WHAT YOU ARE ASKED TO DO – Find the lines that contain the word "aéreas" and copy each one.

DATA ENTRIES –
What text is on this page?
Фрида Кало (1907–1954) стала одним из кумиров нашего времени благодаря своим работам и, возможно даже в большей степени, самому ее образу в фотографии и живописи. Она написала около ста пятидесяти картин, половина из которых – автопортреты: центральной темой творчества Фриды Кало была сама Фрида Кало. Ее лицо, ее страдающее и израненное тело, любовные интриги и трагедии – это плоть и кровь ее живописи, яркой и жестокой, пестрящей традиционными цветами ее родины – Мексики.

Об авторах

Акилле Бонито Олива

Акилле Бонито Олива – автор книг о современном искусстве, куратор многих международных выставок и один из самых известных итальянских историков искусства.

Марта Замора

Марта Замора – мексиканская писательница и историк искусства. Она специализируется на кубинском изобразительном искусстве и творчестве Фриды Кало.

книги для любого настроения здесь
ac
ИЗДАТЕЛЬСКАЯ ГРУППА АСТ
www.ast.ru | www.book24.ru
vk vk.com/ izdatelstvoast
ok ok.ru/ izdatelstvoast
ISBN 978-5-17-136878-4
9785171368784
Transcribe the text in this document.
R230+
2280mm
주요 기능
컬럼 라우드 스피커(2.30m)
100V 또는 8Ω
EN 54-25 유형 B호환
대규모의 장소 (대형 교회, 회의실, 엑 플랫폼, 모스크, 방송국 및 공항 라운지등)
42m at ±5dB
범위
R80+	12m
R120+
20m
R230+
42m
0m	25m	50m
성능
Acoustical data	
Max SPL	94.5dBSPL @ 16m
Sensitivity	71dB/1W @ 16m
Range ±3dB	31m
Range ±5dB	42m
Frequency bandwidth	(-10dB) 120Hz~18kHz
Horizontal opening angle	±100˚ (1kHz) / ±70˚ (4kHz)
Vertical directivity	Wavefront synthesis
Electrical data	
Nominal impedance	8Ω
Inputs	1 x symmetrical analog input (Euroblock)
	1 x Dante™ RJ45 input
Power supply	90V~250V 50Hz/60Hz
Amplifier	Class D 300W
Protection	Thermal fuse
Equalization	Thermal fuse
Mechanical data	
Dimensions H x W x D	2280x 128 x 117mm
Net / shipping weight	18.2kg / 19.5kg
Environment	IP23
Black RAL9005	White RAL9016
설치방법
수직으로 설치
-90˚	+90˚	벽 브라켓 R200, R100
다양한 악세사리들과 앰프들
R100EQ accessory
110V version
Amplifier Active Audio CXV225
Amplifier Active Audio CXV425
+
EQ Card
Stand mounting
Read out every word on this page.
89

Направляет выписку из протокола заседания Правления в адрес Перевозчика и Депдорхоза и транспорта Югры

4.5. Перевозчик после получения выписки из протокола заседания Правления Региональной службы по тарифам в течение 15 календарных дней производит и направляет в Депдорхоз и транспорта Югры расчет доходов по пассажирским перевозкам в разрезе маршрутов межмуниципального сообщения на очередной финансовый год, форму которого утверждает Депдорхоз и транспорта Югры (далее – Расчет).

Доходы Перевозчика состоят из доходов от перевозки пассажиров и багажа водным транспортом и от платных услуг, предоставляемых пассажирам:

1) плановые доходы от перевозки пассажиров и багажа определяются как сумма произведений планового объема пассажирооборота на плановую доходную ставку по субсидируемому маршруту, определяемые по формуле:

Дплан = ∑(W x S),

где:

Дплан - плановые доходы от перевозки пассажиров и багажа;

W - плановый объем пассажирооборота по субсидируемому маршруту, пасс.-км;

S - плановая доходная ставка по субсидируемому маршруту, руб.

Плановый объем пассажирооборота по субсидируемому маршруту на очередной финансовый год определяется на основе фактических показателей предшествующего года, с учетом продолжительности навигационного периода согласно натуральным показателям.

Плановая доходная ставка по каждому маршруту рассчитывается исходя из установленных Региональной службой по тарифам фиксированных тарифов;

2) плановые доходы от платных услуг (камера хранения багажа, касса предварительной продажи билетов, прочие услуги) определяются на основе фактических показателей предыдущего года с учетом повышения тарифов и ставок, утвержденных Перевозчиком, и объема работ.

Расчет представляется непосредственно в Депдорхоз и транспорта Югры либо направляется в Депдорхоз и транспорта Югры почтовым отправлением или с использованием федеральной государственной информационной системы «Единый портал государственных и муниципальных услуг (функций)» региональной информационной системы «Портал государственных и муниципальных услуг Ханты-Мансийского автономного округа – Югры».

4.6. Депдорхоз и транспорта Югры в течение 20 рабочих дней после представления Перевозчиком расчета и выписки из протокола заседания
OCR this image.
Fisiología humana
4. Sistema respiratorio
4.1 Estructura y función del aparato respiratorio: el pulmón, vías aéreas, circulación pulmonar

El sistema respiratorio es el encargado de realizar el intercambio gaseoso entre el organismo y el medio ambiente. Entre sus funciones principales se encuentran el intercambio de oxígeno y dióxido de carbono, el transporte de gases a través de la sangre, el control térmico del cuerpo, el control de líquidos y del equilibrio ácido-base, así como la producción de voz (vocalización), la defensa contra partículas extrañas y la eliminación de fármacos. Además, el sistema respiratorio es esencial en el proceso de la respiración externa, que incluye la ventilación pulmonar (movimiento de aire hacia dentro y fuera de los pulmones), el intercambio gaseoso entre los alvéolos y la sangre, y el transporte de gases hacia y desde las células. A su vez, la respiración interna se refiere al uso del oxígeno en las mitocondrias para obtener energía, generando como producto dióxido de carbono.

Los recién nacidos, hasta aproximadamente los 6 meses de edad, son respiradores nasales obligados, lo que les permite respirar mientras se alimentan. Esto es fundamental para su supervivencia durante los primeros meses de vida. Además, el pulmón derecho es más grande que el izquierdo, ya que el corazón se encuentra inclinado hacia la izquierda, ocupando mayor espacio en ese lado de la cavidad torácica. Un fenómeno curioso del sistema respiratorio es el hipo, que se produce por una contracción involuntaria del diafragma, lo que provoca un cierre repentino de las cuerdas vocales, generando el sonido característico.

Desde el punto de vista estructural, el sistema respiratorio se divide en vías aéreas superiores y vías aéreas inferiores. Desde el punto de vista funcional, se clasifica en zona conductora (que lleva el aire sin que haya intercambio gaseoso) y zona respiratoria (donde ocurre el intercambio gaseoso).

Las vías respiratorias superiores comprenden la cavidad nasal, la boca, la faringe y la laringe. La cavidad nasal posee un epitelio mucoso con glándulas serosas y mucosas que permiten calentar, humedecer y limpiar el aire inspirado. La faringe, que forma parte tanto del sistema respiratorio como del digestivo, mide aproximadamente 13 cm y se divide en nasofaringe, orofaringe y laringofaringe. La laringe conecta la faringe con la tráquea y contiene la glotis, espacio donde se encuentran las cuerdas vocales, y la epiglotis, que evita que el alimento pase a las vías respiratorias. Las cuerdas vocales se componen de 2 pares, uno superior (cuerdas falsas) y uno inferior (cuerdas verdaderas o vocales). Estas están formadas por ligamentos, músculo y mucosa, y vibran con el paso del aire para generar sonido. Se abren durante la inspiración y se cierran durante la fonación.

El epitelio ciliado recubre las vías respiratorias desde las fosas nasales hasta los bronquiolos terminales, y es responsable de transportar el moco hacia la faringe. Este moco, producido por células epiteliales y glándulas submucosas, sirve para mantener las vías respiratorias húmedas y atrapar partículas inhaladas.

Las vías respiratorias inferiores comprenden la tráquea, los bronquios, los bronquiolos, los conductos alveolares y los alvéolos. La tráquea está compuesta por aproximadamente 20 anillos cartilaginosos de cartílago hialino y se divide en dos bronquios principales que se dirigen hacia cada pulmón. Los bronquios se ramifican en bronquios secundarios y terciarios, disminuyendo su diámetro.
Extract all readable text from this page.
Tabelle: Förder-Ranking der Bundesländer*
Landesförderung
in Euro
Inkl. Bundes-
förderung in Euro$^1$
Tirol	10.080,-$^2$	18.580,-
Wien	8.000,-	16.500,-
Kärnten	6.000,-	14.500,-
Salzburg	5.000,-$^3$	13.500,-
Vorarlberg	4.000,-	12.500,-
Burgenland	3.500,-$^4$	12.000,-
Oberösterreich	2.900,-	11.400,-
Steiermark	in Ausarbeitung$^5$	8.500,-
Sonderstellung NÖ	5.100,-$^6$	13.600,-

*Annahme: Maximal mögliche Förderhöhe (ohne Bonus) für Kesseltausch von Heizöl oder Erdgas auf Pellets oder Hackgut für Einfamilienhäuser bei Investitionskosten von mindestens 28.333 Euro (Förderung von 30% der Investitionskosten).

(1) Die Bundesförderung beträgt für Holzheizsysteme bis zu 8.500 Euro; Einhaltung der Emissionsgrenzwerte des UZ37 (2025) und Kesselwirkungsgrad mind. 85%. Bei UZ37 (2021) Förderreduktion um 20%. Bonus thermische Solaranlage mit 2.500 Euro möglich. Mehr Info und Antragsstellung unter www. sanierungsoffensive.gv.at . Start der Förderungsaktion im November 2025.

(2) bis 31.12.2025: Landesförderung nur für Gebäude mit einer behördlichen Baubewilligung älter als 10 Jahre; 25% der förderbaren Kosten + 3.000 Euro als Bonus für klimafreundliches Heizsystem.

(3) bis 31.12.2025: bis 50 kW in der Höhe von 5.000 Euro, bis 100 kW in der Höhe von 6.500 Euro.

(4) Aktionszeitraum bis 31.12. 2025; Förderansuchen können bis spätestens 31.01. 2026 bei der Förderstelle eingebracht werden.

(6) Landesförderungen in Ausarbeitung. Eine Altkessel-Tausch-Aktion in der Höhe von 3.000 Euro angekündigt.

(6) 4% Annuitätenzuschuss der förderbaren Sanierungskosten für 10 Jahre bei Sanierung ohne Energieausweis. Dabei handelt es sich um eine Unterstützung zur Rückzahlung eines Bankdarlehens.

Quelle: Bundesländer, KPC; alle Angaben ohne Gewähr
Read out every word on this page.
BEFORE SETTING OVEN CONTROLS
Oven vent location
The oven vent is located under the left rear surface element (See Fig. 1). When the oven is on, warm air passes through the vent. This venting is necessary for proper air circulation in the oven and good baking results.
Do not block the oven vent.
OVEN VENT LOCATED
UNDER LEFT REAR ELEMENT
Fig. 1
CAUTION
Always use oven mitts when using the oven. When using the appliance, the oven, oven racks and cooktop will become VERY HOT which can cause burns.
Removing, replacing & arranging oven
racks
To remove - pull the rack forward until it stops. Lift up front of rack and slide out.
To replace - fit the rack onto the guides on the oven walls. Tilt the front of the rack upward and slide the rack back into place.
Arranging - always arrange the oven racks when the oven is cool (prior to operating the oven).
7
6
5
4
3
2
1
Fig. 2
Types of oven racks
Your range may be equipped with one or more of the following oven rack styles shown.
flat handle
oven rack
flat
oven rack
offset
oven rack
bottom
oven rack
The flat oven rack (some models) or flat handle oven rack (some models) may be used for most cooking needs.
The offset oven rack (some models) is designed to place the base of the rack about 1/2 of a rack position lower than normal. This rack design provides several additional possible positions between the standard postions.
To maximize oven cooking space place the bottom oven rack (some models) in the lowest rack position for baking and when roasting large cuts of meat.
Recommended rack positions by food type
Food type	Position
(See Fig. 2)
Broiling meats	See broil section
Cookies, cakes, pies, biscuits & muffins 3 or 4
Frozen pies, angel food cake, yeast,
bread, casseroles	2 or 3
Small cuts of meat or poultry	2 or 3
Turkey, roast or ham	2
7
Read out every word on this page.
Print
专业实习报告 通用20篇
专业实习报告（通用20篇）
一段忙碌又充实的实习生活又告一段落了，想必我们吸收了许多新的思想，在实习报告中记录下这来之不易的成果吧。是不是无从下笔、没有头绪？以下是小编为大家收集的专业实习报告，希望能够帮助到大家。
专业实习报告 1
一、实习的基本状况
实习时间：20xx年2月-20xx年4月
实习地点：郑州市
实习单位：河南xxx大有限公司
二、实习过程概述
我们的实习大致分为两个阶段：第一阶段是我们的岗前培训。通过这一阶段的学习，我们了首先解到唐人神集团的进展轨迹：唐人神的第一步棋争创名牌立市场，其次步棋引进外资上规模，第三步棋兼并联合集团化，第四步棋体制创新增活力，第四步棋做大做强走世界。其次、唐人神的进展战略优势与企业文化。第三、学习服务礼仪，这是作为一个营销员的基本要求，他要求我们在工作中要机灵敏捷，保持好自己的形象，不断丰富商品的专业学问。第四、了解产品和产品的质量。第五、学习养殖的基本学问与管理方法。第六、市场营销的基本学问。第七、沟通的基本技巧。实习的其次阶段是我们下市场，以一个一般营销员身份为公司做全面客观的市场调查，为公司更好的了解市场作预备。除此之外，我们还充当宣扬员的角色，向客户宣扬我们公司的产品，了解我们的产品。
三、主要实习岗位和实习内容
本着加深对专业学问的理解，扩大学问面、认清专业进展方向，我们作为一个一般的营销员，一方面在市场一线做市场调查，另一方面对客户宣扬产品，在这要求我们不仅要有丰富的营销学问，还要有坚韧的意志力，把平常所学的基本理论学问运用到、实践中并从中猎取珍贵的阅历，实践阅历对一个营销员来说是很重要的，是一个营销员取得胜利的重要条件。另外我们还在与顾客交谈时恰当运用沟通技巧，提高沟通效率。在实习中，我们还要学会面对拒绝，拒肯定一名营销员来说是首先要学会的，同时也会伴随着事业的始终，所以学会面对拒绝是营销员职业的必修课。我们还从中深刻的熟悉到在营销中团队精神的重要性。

EXERCISE RESULT –
4.1 Estructura y función del aparato respiratorio: el pulmón, vías aéreas, circulación pulmonar
Desde el punto de vista estructural, el sistema respiratorio se divide en vías aéreas superiores y vías aéreas inferiores. Desde el punto de vista funcional, se clasifica en zona conductora (que lleva el aire sin que haya intercambio gaseoso) y zona respiratoria (donde ocurre el intercambio gaseoso).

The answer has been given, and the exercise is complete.